Written exercise – In the following material, identify every line holding the string "Allow" and return it.
#### Information provided
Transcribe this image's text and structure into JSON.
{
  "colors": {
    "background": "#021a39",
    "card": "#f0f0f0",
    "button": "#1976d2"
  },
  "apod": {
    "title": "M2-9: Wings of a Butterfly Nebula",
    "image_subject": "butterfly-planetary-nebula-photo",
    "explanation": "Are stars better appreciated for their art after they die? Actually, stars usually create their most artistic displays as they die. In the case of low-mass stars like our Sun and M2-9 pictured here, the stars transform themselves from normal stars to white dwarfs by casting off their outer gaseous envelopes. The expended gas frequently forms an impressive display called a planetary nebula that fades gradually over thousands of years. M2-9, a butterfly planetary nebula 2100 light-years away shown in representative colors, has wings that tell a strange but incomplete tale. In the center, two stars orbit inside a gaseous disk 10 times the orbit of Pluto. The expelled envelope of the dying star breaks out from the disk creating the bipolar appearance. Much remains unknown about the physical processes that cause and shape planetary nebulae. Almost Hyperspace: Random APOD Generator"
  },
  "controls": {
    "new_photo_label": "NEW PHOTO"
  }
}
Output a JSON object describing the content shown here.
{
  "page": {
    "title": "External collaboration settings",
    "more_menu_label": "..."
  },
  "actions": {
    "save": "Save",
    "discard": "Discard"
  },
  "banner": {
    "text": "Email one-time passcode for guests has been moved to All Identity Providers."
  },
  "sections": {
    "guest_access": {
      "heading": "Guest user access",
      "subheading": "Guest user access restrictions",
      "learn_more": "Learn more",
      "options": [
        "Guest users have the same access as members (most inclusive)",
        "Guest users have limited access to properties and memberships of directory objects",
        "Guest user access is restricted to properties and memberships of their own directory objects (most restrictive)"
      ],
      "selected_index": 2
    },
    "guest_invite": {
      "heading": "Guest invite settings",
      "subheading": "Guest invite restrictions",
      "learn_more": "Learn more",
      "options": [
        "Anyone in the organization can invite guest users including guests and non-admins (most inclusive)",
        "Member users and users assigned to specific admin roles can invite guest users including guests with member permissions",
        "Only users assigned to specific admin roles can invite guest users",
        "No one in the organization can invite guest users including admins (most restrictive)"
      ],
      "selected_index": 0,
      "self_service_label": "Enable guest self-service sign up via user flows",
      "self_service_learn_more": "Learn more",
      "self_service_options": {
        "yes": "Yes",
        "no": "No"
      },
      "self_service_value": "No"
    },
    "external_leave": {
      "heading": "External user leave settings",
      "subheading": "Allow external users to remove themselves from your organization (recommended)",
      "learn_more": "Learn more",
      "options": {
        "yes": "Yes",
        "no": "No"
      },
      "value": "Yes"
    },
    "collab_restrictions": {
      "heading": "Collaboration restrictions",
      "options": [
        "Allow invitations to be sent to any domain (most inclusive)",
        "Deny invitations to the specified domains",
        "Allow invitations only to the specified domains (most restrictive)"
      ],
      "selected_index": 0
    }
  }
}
########
Result of the exercise –
      "subheading": "Allow external users to remove themselves from your organization (recommended)",
        "Allow invitations to be sent to any domain (most inclusive)",
        "Allow invitations only to the specified domains (most restrictive)"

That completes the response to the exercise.